▸ **Aim**
In the entries, find all lines that hold the word "domain" and copy them.
─── Exercise data ───
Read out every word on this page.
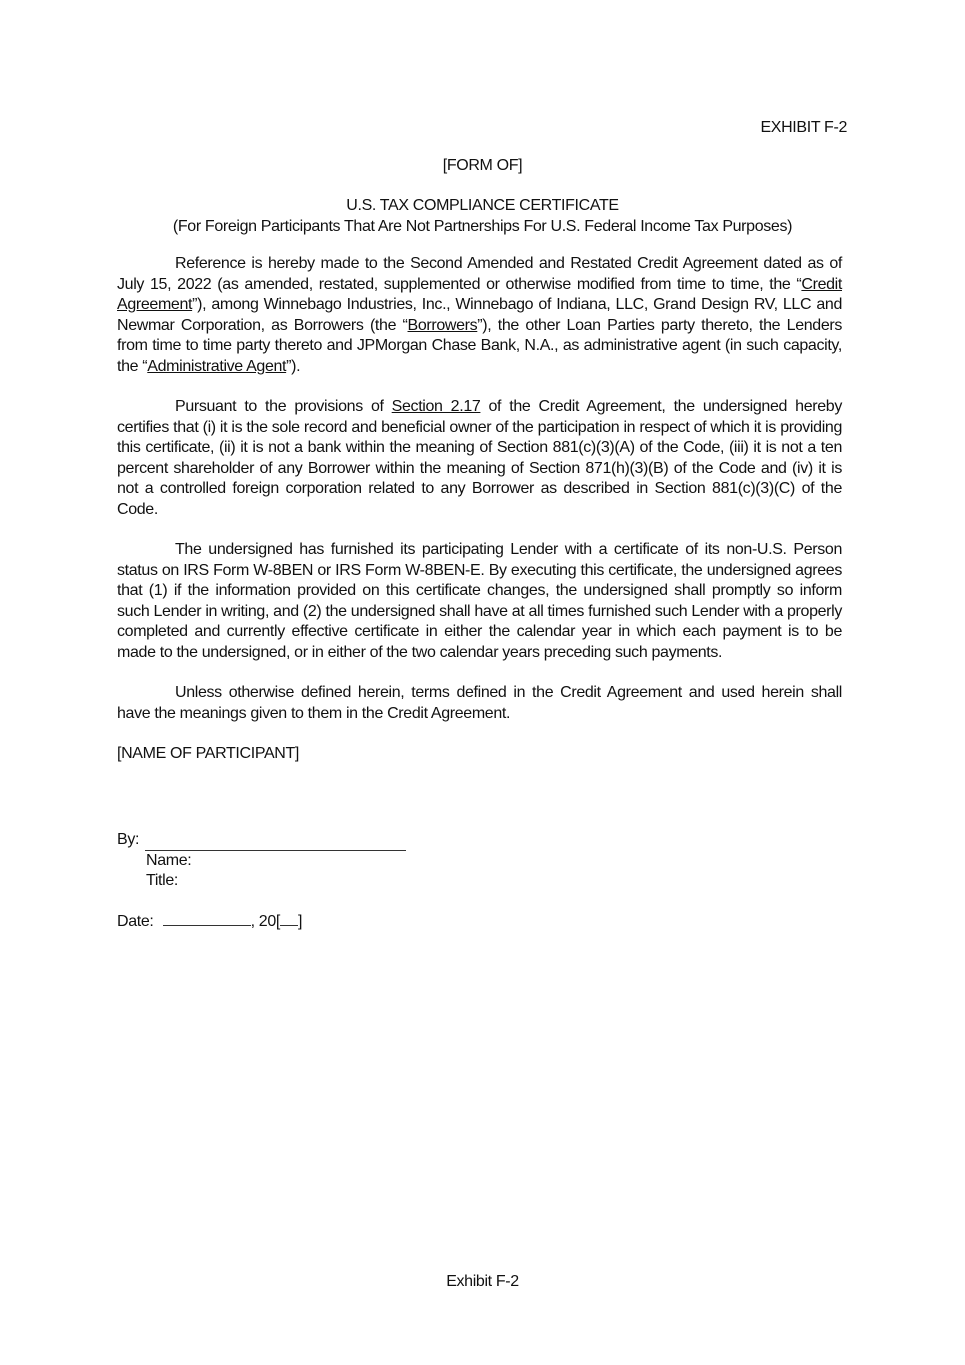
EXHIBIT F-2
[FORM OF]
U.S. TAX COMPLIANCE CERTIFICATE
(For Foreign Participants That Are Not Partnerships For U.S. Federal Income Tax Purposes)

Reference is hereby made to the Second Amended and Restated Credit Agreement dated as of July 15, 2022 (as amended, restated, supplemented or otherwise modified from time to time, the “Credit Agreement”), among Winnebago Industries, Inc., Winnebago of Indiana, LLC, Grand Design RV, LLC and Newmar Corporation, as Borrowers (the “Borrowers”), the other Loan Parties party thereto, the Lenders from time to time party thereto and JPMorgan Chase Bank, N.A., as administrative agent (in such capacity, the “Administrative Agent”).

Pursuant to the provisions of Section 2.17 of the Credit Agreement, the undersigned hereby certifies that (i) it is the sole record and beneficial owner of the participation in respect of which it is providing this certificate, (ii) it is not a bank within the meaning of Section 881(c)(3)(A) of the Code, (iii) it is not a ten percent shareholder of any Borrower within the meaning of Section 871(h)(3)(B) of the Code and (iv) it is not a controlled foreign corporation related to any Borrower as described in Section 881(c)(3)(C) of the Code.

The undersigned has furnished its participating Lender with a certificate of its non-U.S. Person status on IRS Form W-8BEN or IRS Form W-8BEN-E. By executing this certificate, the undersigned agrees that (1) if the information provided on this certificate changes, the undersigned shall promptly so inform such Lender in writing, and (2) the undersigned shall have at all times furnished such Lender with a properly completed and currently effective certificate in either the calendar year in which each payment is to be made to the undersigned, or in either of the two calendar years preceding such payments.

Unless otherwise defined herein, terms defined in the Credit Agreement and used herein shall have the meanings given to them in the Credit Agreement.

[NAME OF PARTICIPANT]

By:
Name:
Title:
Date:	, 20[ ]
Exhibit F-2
───
─── Exercise data ───
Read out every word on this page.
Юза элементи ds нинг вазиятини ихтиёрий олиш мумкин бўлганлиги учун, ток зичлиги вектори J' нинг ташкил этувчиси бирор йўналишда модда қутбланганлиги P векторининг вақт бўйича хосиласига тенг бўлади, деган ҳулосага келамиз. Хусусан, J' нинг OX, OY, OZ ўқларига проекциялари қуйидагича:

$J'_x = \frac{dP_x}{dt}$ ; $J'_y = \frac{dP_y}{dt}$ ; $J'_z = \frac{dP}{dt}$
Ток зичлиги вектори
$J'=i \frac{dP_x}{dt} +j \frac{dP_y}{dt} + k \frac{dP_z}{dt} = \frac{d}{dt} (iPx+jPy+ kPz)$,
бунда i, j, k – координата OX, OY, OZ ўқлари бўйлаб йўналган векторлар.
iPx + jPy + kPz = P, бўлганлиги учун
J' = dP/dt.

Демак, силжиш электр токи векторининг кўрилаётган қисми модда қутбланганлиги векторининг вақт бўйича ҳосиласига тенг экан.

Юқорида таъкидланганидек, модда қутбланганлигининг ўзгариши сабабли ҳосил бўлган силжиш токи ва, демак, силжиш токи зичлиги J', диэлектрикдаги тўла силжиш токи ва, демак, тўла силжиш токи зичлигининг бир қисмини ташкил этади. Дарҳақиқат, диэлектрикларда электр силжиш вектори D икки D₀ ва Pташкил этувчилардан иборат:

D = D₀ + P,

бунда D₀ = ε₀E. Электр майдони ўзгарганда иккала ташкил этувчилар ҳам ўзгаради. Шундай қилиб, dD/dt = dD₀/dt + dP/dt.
───
─── Exercise data ───
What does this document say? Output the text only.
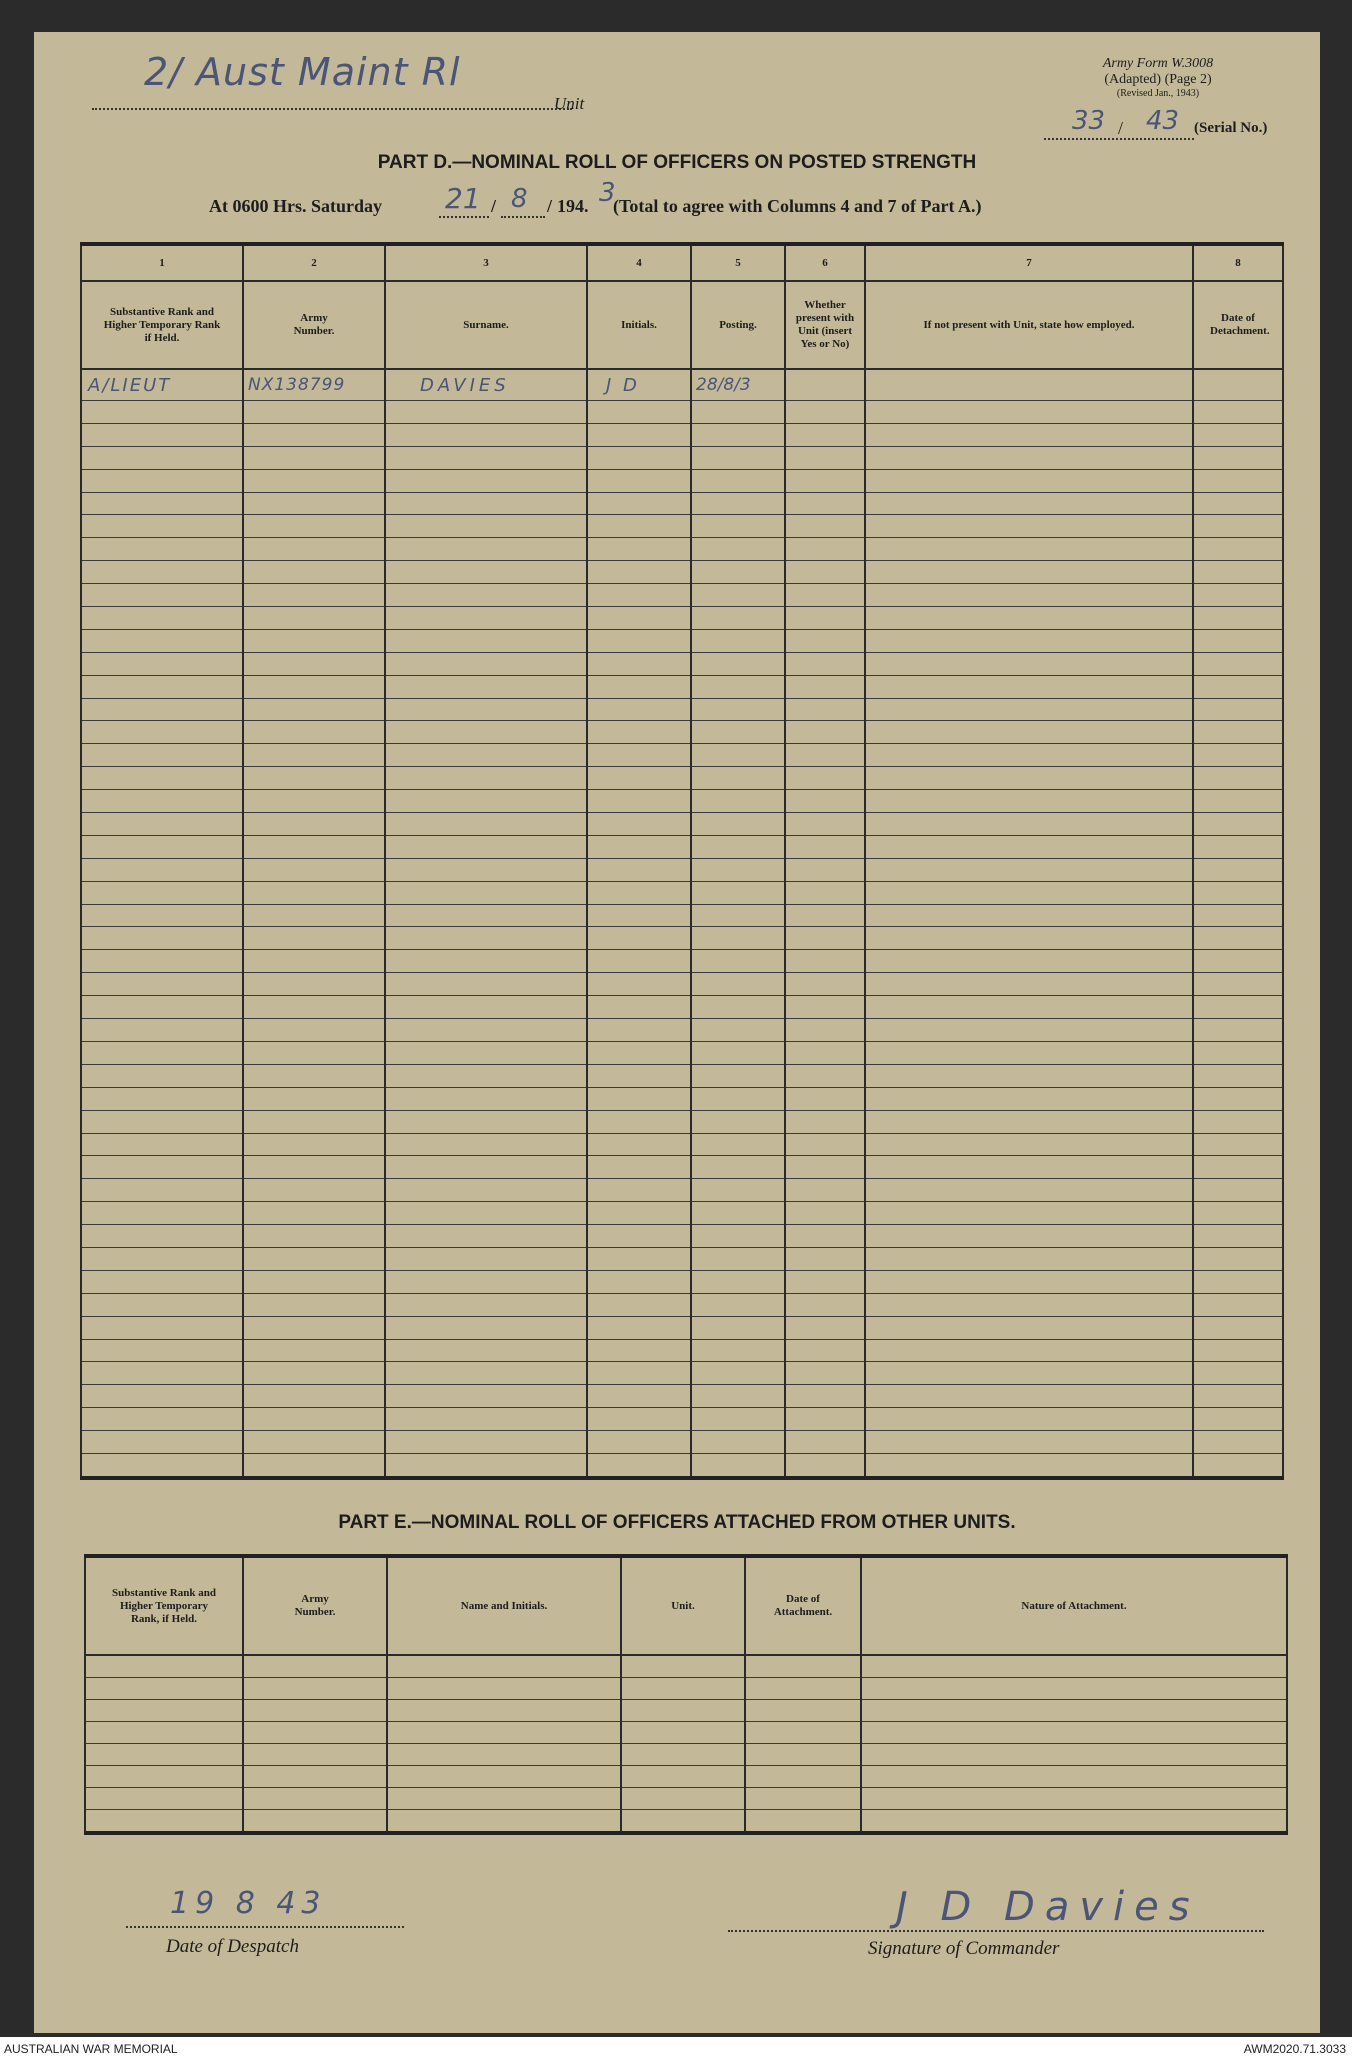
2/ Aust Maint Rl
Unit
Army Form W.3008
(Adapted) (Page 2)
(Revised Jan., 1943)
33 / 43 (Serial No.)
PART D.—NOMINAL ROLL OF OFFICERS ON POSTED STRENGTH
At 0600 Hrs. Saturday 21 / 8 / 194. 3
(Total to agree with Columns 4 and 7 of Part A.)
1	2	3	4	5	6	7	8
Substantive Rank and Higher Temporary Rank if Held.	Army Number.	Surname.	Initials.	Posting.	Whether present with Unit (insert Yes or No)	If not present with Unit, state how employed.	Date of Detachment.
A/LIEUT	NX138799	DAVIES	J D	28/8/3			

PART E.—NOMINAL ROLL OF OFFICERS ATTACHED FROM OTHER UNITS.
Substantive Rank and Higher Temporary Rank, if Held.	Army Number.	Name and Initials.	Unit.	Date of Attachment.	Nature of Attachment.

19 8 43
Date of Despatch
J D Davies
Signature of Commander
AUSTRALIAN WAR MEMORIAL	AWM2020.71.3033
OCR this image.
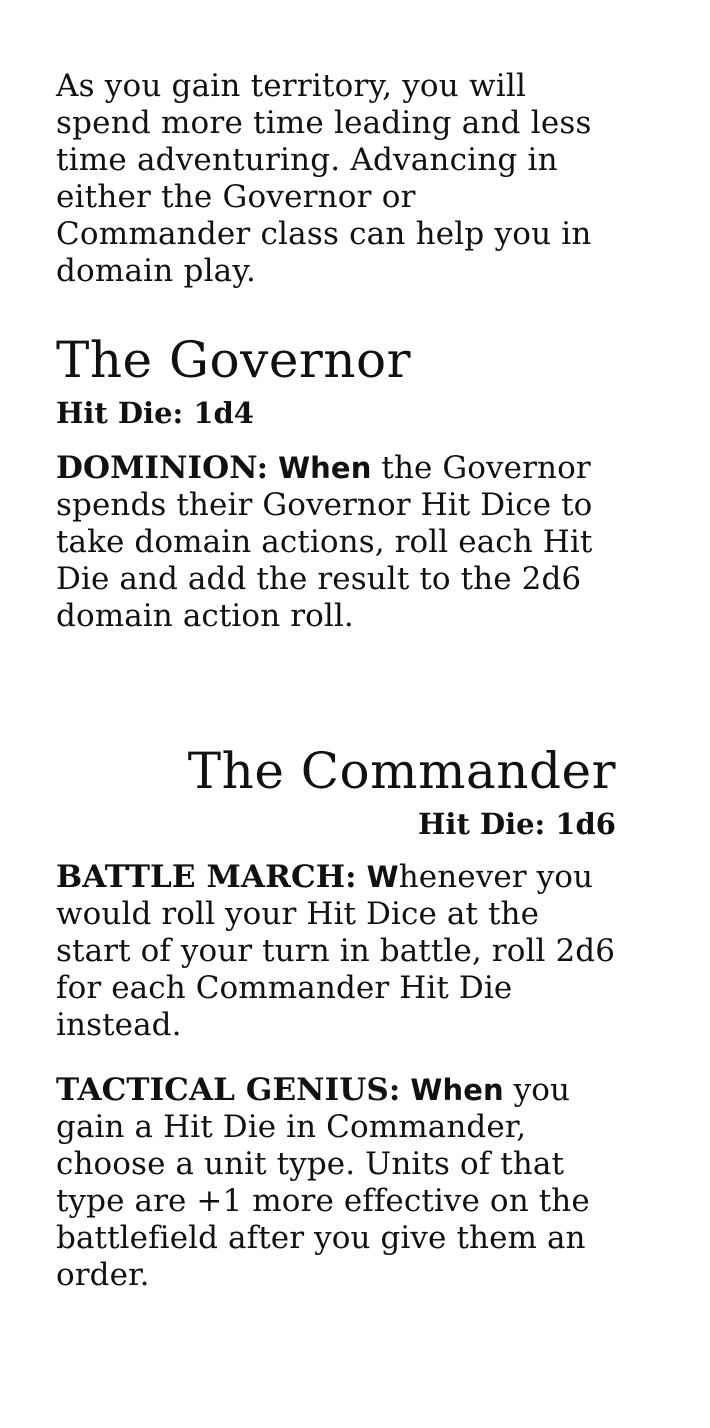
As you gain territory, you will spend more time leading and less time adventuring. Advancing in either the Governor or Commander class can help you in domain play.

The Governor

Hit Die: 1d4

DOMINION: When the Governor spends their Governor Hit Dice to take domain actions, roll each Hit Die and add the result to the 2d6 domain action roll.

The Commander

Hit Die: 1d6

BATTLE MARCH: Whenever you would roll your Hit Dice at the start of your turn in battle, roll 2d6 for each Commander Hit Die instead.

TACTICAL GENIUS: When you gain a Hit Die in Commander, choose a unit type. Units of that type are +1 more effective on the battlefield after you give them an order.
───
▸ **Output for this task**
As you gain territory, you will spend more time leading and less time adventuring. Advancing in either the Governor or Commander class can help you in domain play.
DOMINION: When the Governor spends their Governor Hit Dice to take domain actions, roll each Hit Die and add the result to the 2d6 domain action roll.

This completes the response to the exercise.